What the exercise asks: Omit every picture while repeating the entries exactly.

+++ Material +++

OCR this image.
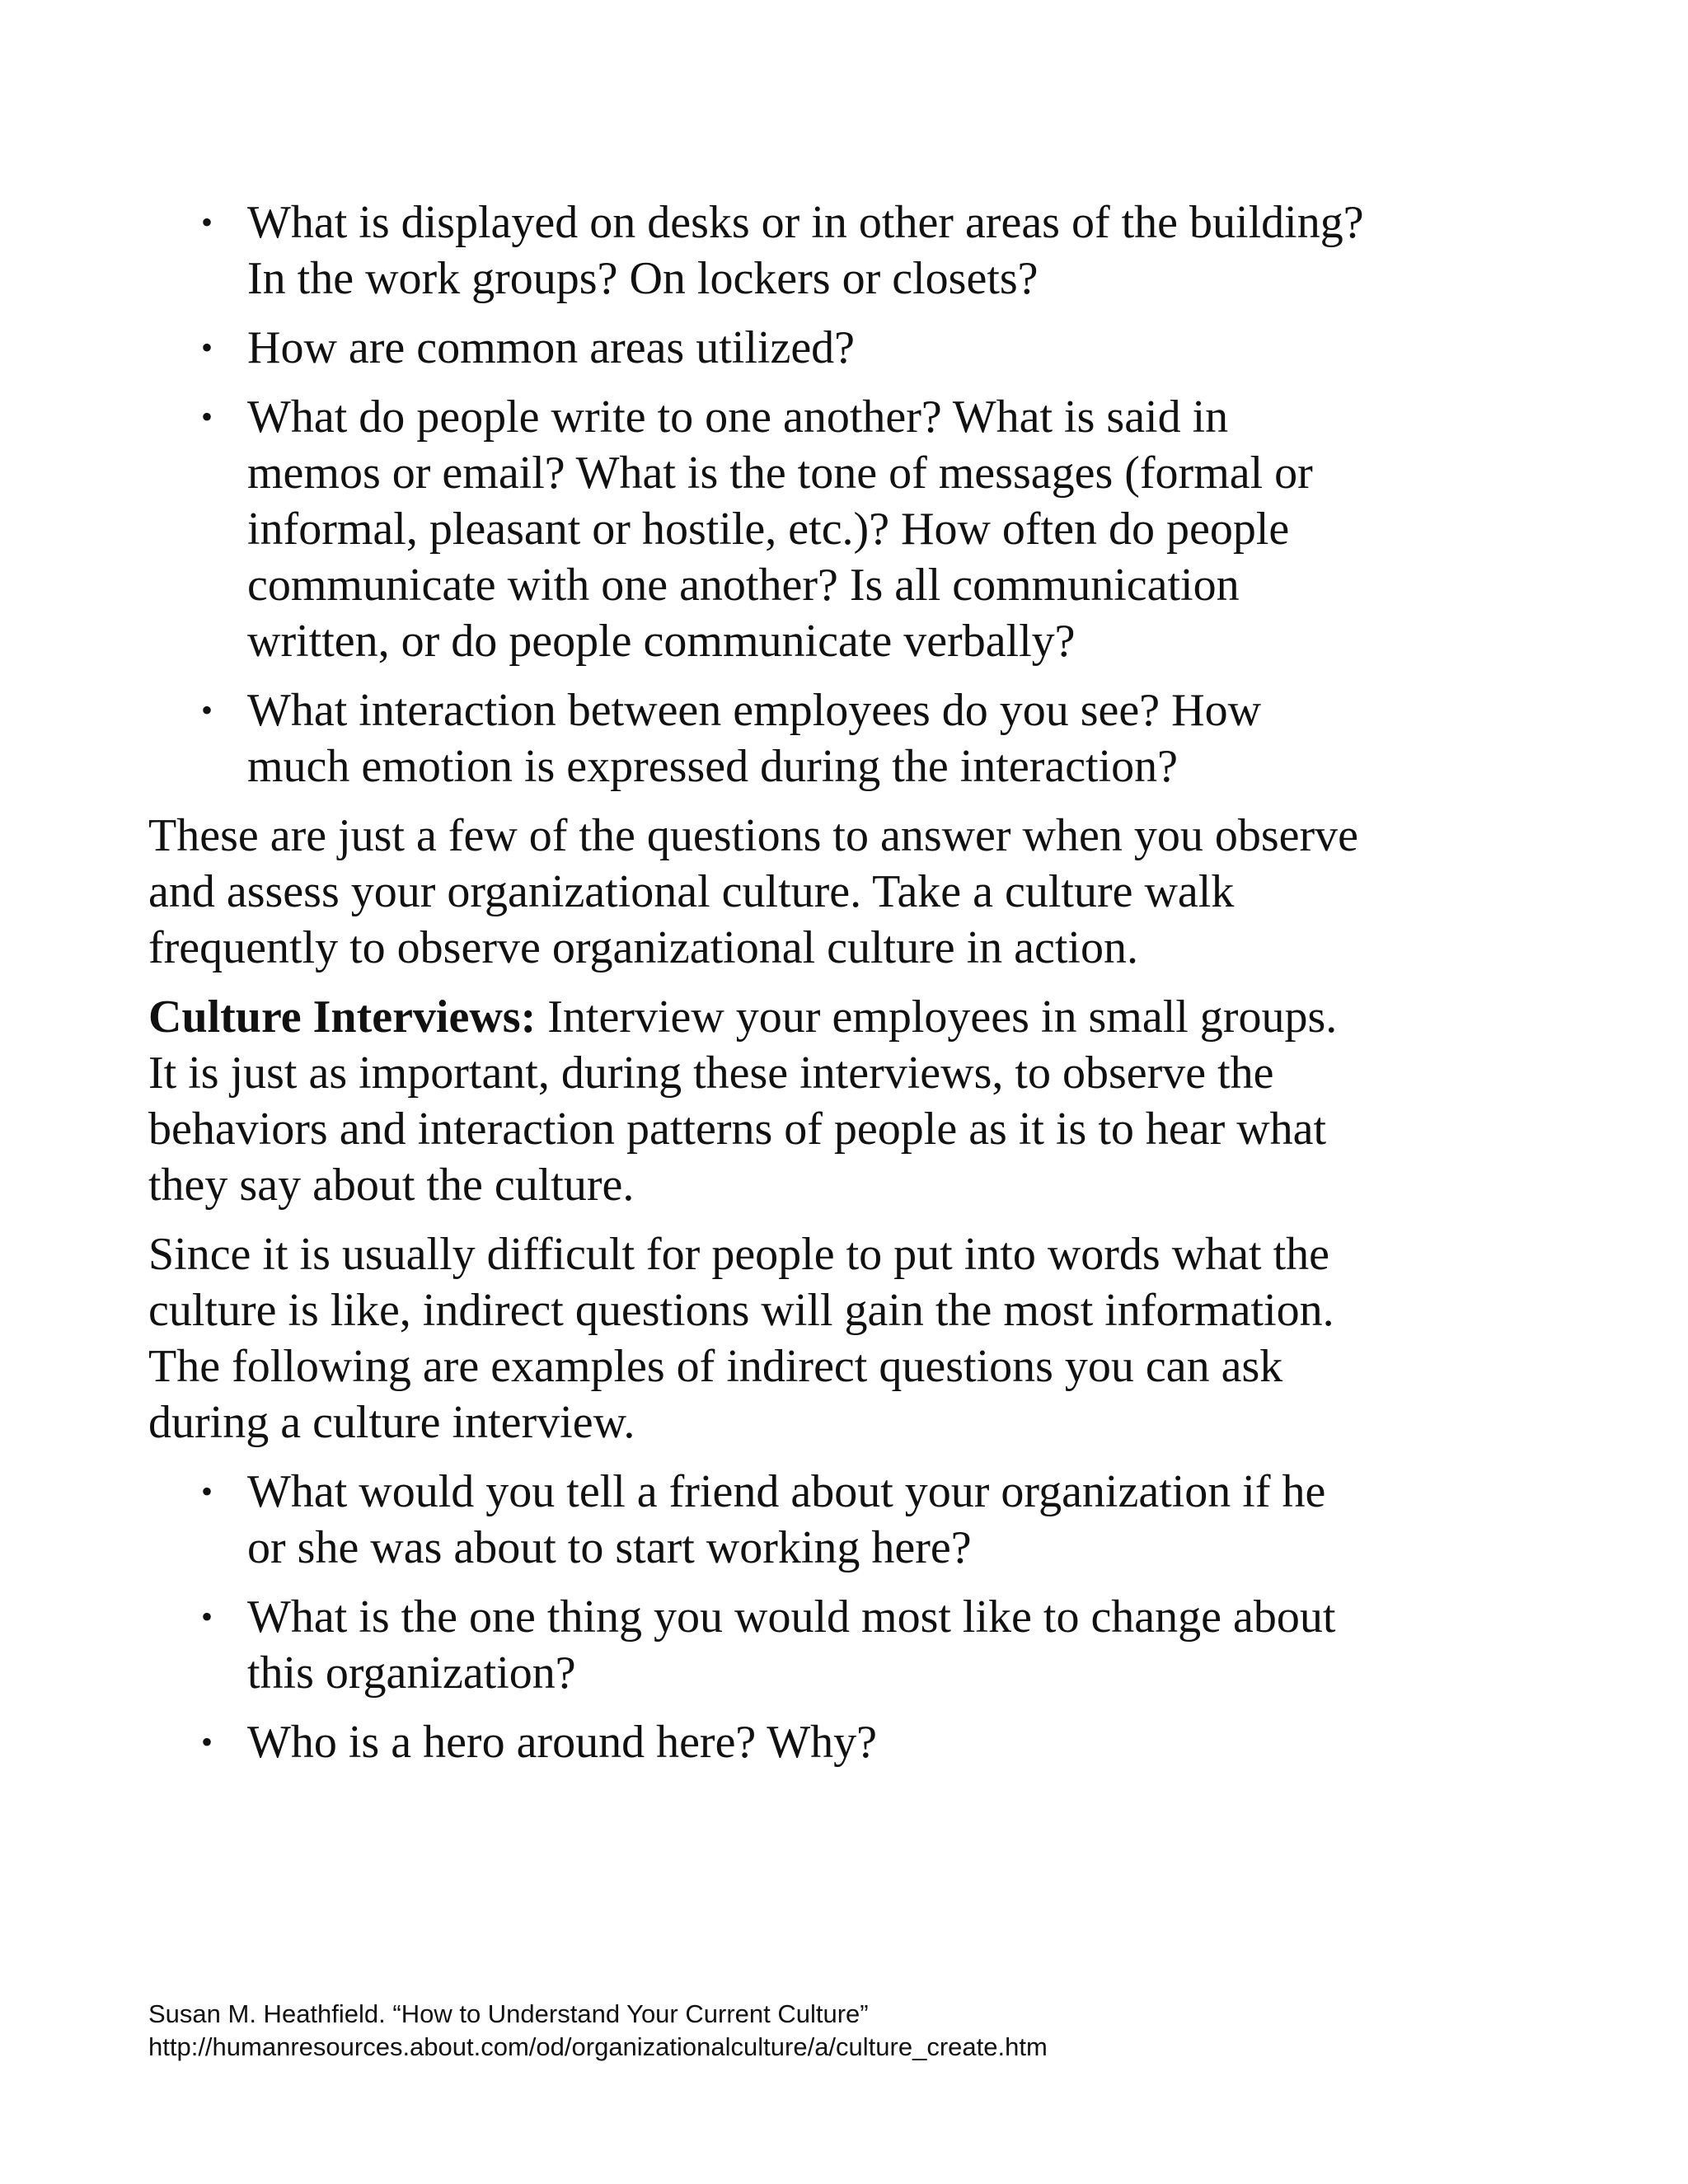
• What is displayed on desks or in other areas of the building? In the work groups? On lockers or closets?
• How are common areas utilized?
• What do people write to one another? What is said in memos or email? What is the tone of messages (formal or informal, pleasant or hostile, etc.)? How often do people communicate with one another? Is all communication written, or do people communicate verbally?
• What interaction between employees do you see? How much emotion is expressed during the interaction?

These are just a few of the questions to answer when you observe and assess your organizational culture. Take a culture walk frequently to observe organizational culture in action.

Culture Interviews: Interview your employees in small groups. It is just as important, during these interviews, to observe the behaviors and interaction patterns of people as it is to hear what they say about the culture.

Since it is usually difficult for people to put into words what the culture is like, indirect questions will gain the most information. The following are examples of indirect questions you can ask during a culture interview.

• What would you tell a friend about your organization if he or she was about to start working here?
• What is the one thing you would most like to change about this organization?
• Who is a hero around here? Why?
Susan M. Heathfield. “How to Understand Your Current Culture”
http://humanresources.about.com/od/organizationalculture/a/culture_create.htm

+++

Full response:
OCR this image.
• What is displayed on desks or in other areas of the building? In the work groups? On lockers or closets?
• How are common areas utilized?
• What do people write to one another? What is said in memos or email? What is the tone of messages (formal or informal, pleasant or hostile, etc.)? How often do people communicate with one another? Is all communication written, or do people communicate verbally?
• What interaction between employees do you see? How much emotion is expressed during the interaction?

These are just a few of the questions to answer when you observe and assess your organizational culture. Take a culture walk frequently to observe organizational culture in action.

Culture Interviews: Interview your employees in small groups. It is just as important, during these interviews, to observe the behaviors and interaction patterns of people as it is to hear what they say about the culture.

Since it is usually difficult for people to put into words what the culture is like, indirect questions will gain the most information. The following are examples of indirect questions you can ask during a culture interview.

• What would you tell a friend about your organization if he or she was about to start working here?
• What is the one thing you would most like to change about this organization?
• Who is a hero around here? Why?
Susan M. Heathfield. “How to Understand Your Current Culture”
http://humanresources.about.com/od/organizationalculture/a/culture_create.htm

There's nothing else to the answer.